Task directions: List each line in the records below that contains the string "RadiciGroup", treating uppercase and lowercase letters as distinct.

Provided information:
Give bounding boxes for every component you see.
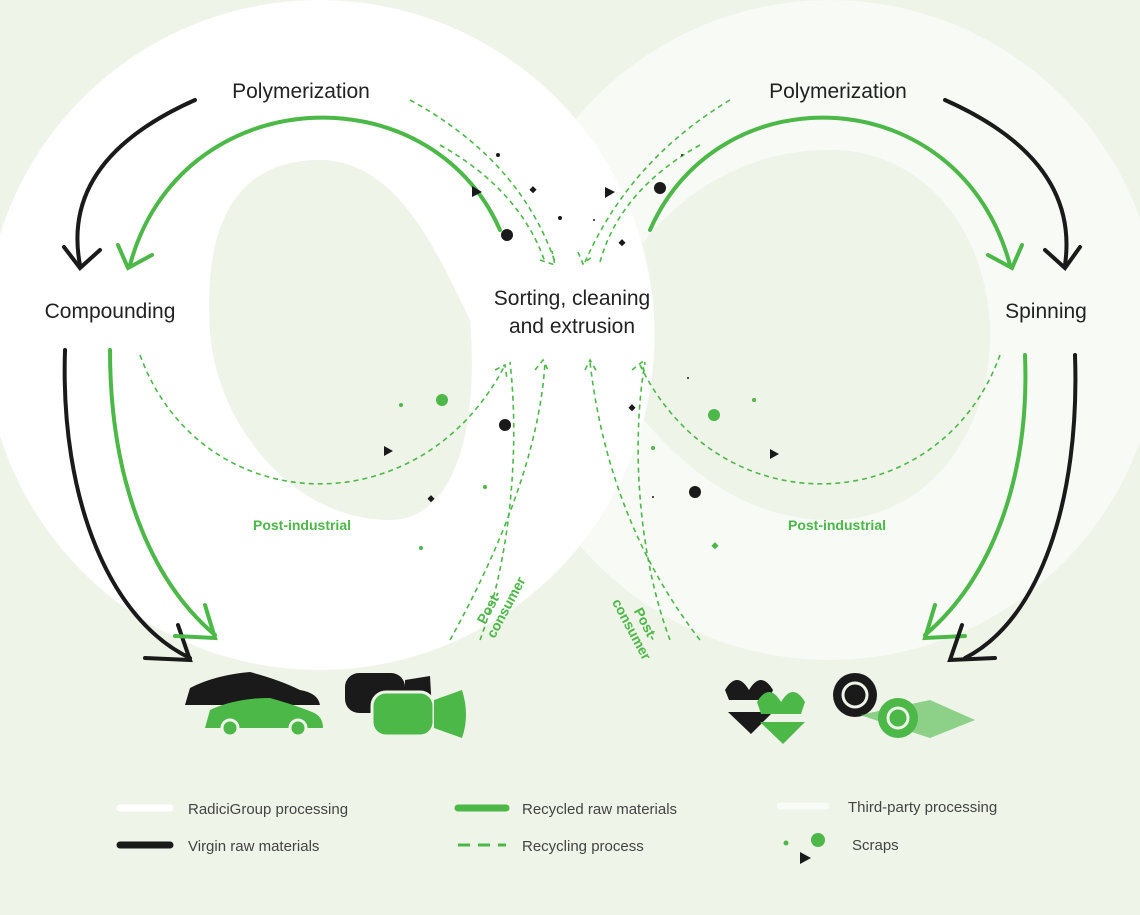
node-label: Compounding xyxy=(45,300,176,323)
legend-label: Third-party processing xyxy=(848,799,997,816)
arrows xyxy=(62,98,1082,663)
third-party-loop xyxy=(499,0,1140,660)
legend-label: RadiciGroup processing xyxy=(188,801,348,818)
product-icons xyxy=(185,672,975,744)
node-label: and extrusion xyxy=(509,315,635,338)
scraps xyxy=(384,153,779,550)
recycling-flows xyxy=(139,99,1001,641)
legend-label: Recycled raw materials xyxy=(522,801,677,818)
node-label: Spinning xyxy=(1005,300,1087,323)
legend-label: Recycling process xyxy=(522,838,644,855)
node-label: Polymerization xyxy=(769,80,907,103)
legend-label: Scraps xyxy=(852,837,899,854)
legend: RadiciGroup processing Virgin raw materi… xyxy=(116,799,997,864)
legend-swatch xyxy=(783,833,825,864)
node-label: Polymerization xyxy=(232,80,370,103)
flow-label: Post-industrial xyxy=(788,517,886,533)
flow-label: Post-industrial xyxy=(253,517,351,533)
legend-label: Virgin raw materials xyxy=(188,838,319,855)
radici-loop xyxy=(0,0,655,670)
node-label: Sorting, cleaning xyxy=(494,287,650,310)
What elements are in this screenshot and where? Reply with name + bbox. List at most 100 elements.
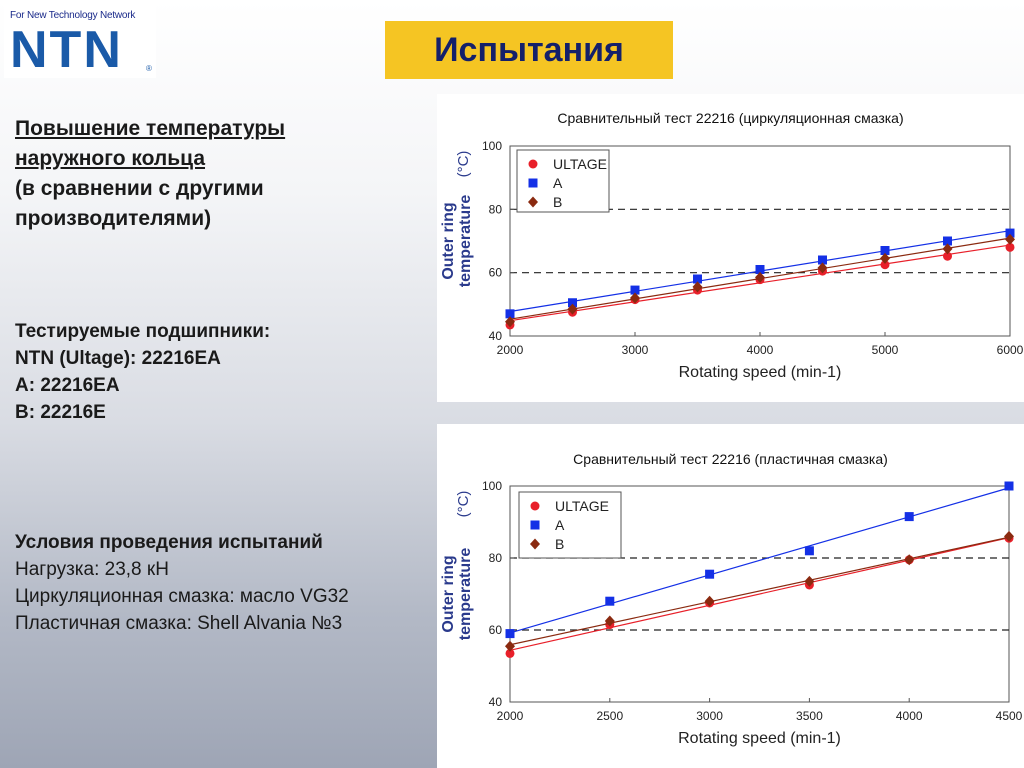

Response for this exercise:
legend-label: RadiciGroup processing xyxy=(188,801,348,818)
legend: RadiciGroup processing Virgin raw materi… xyxy=(116,799,997,864)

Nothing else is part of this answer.